> SHORT PROBLEM
Records follow. Copy every line with "engagement".

> STORED ROWS
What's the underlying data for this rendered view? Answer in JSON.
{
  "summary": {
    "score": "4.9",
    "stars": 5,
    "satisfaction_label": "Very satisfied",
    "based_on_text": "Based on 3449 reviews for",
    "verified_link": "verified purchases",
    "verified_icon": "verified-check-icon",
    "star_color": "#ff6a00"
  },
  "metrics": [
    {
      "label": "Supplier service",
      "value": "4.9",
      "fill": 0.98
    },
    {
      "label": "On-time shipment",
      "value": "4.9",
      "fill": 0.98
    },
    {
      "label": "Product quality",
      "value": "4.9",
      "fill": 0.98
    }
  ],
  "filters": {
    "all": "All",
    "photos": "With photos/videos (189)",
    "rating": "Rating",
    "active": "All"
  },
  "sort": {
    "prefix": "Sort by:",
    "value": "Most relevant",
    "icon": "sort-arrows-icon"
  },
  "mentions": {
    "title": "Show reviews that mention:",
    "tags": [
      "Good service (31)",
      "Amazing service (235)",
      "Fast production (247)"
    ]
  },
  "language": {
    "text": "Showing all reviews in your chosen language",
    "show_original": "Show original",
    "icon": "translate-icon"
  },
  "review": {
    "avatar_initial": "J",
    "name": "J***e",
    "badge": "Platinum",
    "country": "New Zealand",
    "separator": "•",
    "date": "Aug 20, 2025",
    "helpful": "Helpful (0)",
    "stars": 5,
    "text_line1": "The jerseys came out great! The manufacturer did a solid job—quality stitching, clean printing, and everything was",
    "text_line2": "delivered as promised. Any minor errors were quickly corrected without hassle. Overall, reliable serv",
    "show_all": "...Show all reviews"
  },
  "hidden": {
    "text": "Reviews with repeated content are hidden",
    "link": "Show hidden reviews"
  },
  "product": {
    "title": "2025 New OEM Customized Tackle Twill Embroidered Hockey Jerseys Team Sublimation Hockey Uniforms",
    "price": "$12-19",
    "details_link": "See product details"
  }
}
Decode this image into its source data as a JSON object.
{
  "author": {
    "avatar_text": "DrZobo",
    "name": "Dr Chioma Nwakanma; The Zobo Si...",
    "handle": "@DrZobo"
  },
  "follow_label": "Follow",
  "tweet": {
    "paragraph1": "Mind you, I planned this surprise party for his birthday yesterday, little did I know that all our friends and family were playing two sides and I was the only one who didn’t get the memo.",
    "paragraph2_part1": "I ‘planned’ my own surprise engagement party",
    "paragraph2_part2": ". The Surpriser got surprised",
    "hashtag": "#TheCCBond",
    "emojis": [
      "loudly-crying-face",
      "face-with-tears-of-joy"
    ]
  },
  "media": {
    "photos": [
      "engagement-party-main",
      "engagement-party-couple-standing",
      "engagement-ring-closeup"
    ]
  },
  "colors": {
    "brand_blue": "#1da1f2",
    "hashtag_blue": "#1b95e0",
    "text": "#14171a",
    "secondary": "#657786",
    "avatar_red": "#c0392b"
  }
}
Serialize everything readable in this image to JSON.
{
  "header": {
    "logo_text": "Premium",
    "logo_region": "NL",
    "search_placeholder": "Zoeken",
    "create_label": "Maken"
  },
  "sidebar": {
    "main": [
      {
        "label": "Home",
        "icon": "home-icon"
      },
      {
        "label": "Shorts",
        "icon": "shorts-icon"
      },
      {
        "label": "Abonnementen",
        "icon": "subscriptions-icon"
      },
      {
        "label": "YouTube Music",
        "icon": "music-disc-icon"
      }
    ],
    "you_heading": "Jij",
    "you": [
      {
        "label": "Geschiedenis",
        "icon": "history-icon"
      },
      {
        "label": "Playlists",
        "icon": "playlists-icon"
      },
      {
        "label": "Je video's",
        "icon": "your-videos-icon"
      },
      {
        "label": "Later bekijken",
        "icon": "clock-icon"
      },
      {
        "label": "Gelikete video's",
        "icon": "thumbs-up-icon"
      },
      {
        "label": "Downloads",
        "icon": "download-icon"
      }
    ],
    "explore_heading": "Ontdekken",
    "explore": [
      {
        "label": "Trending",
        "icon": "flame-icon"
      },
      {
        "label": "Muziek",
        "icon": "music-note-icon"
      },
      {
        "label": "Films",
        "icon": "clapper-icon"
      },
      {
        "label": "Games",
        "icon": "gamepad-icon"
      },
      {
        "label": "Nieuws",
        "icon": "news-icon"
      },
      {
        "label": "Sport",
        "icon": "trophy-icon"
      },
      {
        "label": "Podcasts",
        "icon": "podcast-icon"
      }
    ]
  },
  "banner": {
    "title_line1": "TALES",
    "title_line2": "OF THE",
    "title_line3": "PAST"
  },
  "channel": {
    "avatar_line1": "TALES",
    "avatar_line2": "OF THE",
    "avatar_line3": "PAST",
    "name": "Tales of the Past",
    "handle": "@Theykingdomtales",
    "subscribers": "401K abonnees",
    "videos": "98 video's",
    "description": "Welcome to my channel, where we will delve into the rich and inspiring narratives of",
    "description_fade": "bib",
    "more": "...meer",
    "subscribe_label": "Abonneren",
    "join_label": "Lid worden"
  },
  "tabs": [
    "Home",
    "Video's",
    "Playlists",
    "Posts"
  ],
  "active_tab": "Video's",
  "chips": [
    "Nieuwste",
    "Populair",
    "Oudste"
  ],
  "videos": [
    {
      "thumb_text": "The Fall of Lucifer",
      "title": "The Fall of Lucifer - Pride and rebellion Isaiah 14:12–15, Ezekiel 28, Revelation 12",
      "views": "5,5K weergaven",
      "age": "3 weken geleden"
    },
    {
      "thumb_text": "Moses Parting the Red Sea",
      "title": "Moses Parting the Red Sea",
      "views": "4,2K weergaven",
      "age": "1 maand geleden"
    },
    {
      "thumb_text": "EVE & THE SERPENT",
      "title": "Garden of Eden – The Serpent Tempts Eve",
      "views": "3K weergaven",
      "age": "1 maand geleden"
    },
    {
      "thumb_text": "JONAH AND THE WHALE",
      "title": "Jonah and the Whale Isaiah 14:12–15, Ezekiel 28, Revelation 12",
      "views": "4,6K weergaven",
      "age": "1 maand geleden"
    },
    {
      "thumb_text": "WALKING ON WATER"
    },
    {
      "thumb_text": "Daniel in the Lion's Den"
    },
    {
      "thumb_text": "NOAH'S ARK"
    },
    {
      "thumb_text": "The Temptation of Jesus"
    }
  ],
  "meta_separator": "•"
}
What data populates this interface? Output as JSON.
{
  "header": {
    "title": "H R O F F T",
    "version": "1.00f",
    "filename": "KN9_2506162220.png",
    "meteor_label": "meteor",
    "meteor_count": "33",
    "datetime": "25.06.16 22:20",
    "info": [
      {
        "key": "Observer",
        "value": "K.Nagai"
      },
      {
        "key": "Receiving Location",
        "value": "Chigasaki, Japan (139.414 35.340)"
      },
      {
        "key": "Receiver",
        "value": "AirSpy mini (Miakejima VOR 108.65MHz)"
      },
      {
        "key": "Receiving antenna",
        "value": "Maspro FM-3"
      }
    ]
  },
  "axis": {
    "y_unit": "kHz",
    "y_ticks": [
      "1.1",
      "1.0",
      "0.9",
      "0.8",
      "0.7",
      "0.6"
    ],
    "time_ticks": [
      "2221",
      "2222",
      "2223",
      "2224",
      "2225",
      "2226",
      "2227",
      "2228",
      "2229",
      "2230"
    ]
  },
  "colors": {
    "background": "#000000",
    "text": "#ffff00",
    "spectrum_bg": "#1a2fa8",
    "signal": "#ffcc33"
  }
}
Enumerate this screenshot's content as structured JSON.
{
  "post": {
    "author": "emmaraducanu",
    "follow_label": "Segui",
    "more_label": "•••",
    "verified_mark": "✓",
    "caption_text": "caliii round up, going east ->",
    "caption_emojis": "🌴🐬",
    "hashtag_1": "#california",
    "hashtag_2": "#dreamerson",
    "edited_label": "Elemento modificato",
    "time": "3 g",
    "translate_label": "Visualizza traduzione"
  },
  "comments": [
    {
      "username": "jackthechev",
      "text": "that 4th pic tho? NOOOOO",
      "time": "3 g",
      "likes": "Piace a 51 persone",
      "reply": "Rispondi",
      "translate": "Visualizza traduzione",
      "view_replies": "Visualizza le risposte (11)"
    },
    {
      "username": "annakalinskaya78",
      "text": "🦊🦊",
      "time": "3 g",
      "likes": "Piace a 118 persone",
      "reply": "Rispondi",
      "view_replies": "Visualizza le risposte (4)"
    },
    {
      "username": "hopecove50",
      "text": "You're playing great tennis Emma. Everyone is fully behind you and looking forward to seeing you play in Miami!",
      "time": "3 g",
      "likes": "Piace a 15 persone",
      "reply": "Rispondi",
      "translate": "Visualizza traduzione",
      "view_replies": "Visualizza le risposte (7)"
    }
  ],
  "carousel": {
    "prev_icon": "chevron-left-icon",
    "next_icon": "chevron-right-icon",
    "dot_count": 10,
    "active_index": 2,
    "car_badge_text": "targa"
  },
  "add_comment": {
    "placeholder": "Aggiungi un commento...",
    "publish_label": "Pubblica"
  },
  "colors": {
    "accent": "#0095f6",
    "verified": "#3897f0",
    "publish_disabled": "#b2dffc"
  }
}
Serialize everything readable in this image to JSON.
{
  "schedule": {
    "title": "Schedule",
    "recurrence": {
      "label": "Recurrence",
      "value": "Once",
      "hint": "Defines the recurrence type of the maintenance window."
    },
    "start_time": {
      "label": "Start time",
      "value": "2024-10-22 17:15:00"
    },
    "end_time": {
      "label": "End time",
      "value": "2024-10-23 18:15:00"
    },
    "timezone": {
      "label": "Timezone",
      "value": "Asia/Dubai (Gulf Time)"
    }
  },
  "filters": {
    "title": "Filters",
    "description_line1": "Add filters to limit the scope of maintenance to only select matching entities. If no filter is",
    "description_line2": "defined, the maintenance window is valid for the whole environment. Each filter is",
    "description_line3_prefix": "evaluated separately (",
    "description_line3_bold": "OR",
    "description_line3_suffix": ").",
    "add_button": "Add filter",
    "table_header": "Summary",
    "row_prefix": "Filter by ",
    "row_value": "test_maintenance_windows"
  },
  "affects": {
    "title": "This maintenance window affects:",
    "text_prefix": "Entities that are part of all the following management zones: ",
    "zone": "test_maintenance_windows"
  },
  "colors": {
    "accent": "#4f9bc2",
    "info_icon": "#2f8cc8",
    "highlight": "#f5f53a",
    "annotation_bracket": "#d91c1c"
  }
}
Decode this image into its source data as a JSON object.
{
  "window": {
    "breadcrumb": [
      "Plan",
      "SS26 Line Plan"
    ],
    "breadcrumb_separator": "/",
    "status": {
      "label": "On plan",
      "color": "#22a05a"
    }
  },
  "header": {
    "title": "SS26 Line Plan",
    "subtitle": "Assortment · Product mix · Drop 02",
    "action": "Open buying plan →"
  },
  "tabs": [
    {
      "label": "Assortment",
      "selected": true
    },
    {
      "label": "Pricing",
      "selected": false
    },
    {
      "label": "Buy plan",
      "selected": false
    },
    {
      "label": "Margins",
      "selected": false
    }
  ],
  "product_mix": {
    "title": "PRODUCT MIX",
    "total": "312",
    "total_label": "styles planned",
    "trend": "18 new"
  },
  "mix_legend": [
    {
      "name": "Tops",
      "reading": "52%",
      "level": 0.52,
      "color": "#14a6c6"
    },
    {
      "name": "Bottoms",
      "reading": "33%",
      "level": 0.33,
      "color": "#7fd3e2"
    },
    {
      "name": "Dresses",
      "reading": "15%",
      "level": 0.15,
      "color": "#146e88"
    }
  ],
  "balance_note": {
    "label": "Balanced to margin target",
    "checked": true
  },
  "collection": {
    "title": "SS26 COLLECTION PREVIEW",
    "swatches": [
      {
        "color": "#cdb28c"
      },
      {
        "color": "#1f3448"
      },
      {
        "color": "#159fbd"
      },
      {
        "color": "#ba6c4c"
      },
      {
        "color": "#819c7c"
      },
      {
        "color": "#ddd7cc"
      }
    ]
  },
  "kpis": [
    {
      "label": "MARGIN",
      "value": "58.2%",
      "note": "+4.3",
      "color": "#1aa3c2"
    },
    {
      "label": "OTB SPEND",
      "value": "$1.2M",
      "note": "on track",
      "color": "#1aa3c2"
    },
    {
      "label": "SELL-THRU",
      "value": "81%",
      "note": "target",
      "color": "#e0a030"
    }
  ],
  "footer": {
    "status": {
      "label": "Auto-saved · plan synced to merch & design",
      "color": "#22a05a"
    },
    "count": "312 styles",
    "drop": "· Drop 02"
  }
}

> THE RESULT
    "paragraph2_part1": "I ‘planned’ my own surprise engagement party",
      "engagement-party-main",
      "engagement-party-couple-standing",
      "engagement-ring-closeup"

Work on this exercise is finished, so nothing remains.